▶ _Description of the task_
Reproduce the data that follows in its entirety, character for character.

Data records:
----
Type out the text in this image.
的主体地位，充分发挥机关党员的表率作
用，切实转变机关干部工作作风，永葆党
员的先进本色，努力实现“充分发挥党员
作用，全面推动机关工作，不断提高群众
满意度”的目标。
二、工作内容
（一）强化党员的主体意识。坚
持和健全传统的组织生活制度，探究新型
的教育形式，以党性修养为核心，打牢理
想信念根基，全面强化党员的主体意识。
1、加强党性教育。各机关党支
----
▶ _Correct result_
Type out the text in this image.
的主体地位，充分发挥机关党员的表率作
用，切实转变机关干部工作作风，永葆党
员的先进本色，努力实现“充分发挥党员
作用，全面推动机关工作，不断提高群众
满意度”的目标。
二、工作内容
（一）强化党员的主体意识。坚
持和健全传统的组织生活制度，探究新型
的教育形式，以党性修养为核心，打牢理
想信念根基，全面强化党员的主体意识。
1、加强党性教育。各机关党支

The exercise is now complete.